● EXERCISE PROMPT
Output all the data exactly. Pictures do not belong in the copy.

>> Begin DATA PROVIDED

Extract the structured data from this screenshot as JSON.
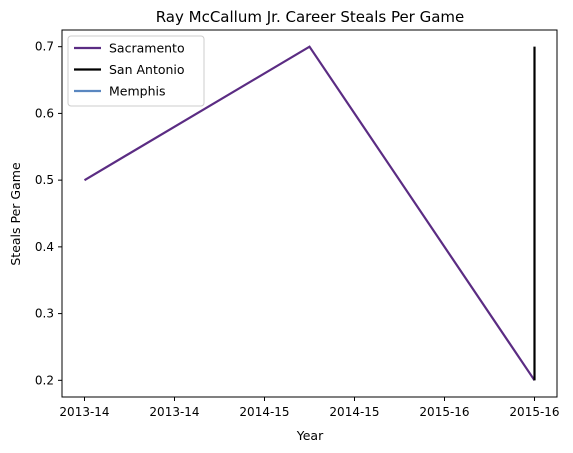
{
  "chart_data": {
    "type": "line",
    "title": "Ray McCallum Jr. Career Steals Per Game",
    "xlabel": "Year",
    "ylabel": "Steals Per Game",
    "x_ticks": [
      "2013-14",
      "2013-14",
      "2014-15",
      "2014-15",
      "2015-16",
      "2015-16"
    ],
    "x_tick_positions": [
      0,
      0.4,
      0.8,
      1.2,
      1.6,
      2.0
    ],
    "xlim": [
      -0.1,
      2.1
    ],
    "ylim": [
      0.175,
      0.725
    ],
    "y_ticks": [
      0.2,
      0.3,
      0.4,
      0.5,
      0.6,
      0.7
    ],
    "y_tick_labels": [
      "0.2",
      "0.3",
      "0.4",
      "0.5",
      "0.6",
      "0.7"
    ],
    "grid": false,
    "legend_position": "top-left",
    "series": [
      {
        "name": "Sacramento",
        "color": "#5b2c83",
        "x": [
          0,
          1,
          2
        ],
        "x_labels": [
          "2013-14",
          "2014-15",
          "2015-16"
        ],
        "y": [
          0.5,
          0.7,
          0.2
        ]
      },
      {
        "name": "San Antonio",
        "color": "#000000",
        "x": [
          2,
          2
        ],
        "x_labels": [
          "2015-16",
          "2015-16"
        ],
        "y": [
          0.2,
          0.7
        ]
      },
      {
        "name": "Memphis",
        "color": "#5a87c0",
        "x": [
          2
        ],
        "x_labels": [
          "2015-16"
        ],
        "y": [
          0.2
        ]
      }
    ]
  }
}
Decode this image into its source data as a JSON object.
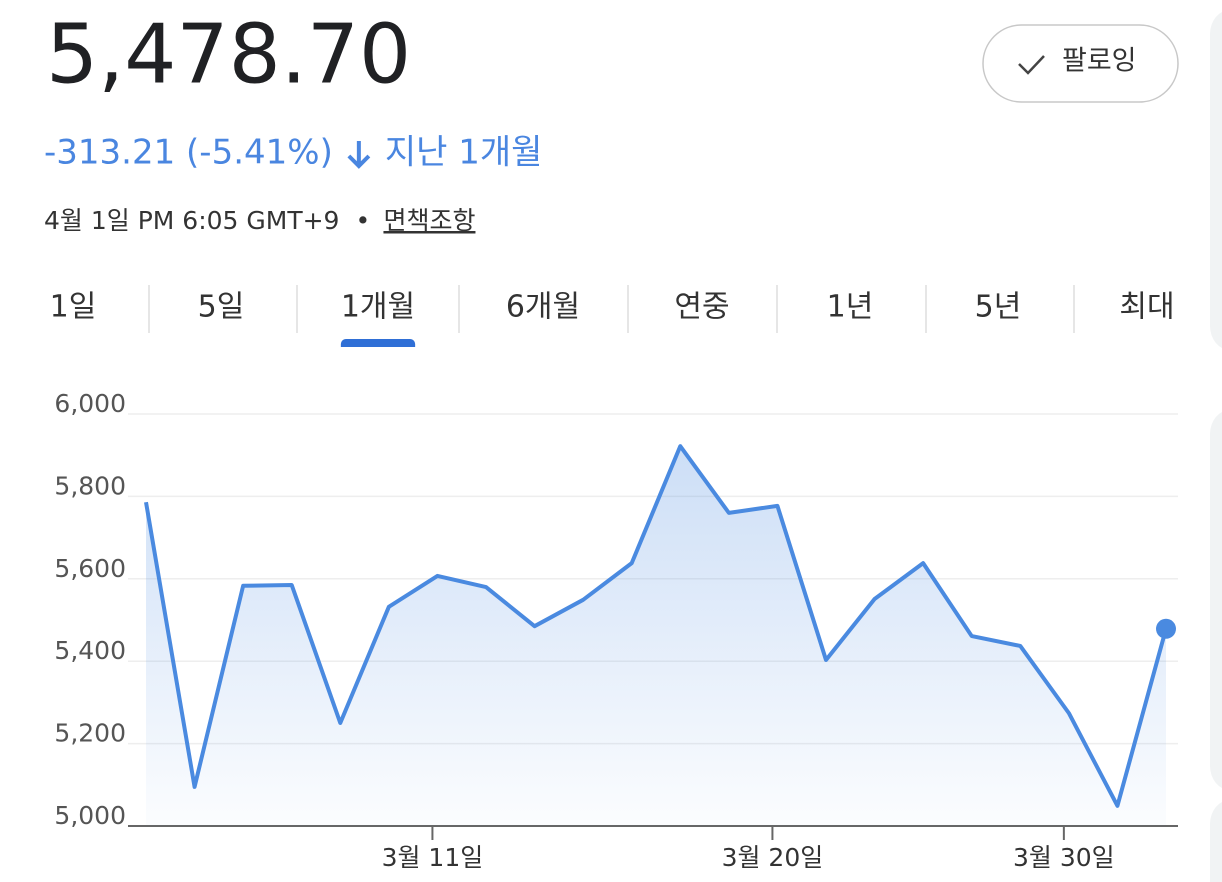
{
  "header": {
    "price": "5,478.70",
    "change": "-313.21 (-5.41%)",
    "period": "지난 1개월",
    "timestamp": "4월 1일 PM 6:05 GMT+9",
    "disclaimer": "면책조항"
  },
  "follow_button": "팔로잉",
  "tabs": [
    "1일",
    "5일",
    "1개월",
    "6개월",
    "연중",
    "1년",
    "5년",
    "최대"
  ],
  "active_tab": 2,
  "chart_data": {
    "type": "area",
    "color": "#4a8ae0",
    "categories": [
      null,
      null,
      null,
      null,
      null,
      null,
      "3월 11일",
      null,
      null,
      null,
      null,
      null,
      null,
      "3월 20일",
      null,
      null,
      null,
      null,
      null,
      "3월 30일",
      null,
      null
    ],
    "series": [
      {
        "values": [
          5786,
          5095,
          5583,
          5585,
          5250,
          5532,
          5607,
          5580,
          5485,
          5549,
          5638,
          5922,
          5760,
          5777,
          5403,
          5551,
          5638,
          5461,
          5437,
          5274,
          5049,
          5478.7
        ]
      }
    ],
    "ylim": [
      5000,
      6000
    ],
    "yticks": [
      {
        "value": 5000,
        "label": "5,000"
      },
      {
        "value": 5200,
        "label": "5,200"
      },
      {
        "value": 5400,
        "label": "5,400"
      },
      {
        "value": 5600,
        "label": "5,600"
      },
      {
        "value": 5800,
        "label": "5,800"
      },
      {
        "value": 6000,
        "label": "6,000"
      }
    ],
    "grid": true
  }
}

>> End DATA PROVIDED

● SOLUTION TO THIS PROBLEM
Extract the structured data from this screenshot as JSON.
{
  "chart_data": {
    "type": "line",
    "title": "Ray McCallum Jr. Career Steals Per Game",
    "xlabel": "Year",
    "ylabel": "Steals Per Game",
    "x_ticks": [
      "2013-14",
      "2013-14",
      "2014-15",
      "2014-15",
      "2015-16",
      "2015-16"
    ],
    "x_tick_positions": [
      0,
      0.4,
      0.8,
      1.2,
      1.6,
      2.0
    ],
    "xlim": [
      -0.1,
      2.1
    ],
    "ylim": [
      0.175,
      0.725
    ],
    "y_ticks": [
      0.2,
      0.3,
      0.4,
      0.5,
      0.6,
      0.7
    ],
    "y_tick_labels": [
      "0.2",
      "0.3",
      "0.4",
      "0.5",
      "0.6",
      "0.7"
    ],
    "grid": false,
    "legend_position": "top-left",
    "series": [
      {
        "name": "Sacramento",
        "color": "#5b2c83",
        "x": [
          0,
          1,
          2
        ],
        "x_labels": [
          "2013-14",
          "2014-15",
          "2015-16"
        ],
        "y": [
          0.5,
          0.7,
          0.2
        ]
      },
      {
        "name": "San Antonio",
        "color": "#000000",
        "x": [
          2,
          2
        ],
        "x_labels": [
          "2015-16",
          "2015-16"
        ],
        "y": [
          0.2,
          0.7
        ]
      },
      {
        "name": "Memphis",
        "color": "#5a87c0",
        "x": [
          2
        ],
        "x_labels": [
          "2015-16"
        ],
        "y": [
          0.2
        ]
      }
    ]
  }
}
Decode this image into its source data as a JSON object.
{
  "header": {
    "price": "5,478.70",
    "change": "-313.21 (-5.41%)",
    "period": "지난 1개월",
    "timestamp": "4월 1일 PM 6:05 GMT+9",
    "disclaimer": "면책조항"
  },
  "follow_button": "팔로잉",
  "tabs": [
    "1일",
    "5일",
    "1개월",
    "6개월",
    "연중",
    "1년",
    "5년",
    "최대"
  ],
  "active_tab": 2,
  "chart_data": {
    "type": "area",
    "color": "#4a8ae0",
    "categories": [
      null,
      null,
      null,
      null,
      null,
      null,
      "3월 11일",
      null,
      null,
      null,
      null,
      null,
      null,
      "3월 20일",
      null,
      null,
      null,
      null,
      null,
      "3월 30일",
      null,
      null
    ],
    "series": [
      {
        "values": [
          5786,
          5095,
          5583,
          5585,
          5250,
          5532,
          5607,
          5580,
          5485,
          5549,
          5638,
          5922,
          5760,
          5777,
          5403,
          5551,
          5638,
          5461,
          5437,
          5274,
          5049,
          5478.7
        ]
      }
    ],
    "ylim": [
      5000,
      6000
    ],
    "yticks": [
      {
        "value": 5000,
        "label": "5,000"
      },
      {
        "value": 5200,
        "label": "5,200"
      },
      {
        "value": 5400,
        "label": "5,400"
      },
      {
        "value": 5600,
        "label": "5,600"
      },
      {
        "value": 5800,
        "label": "5,800"
      },
      {
        "value": 6000,
        "label": "6,000"
      }
    ],
    "grid": true
  }
}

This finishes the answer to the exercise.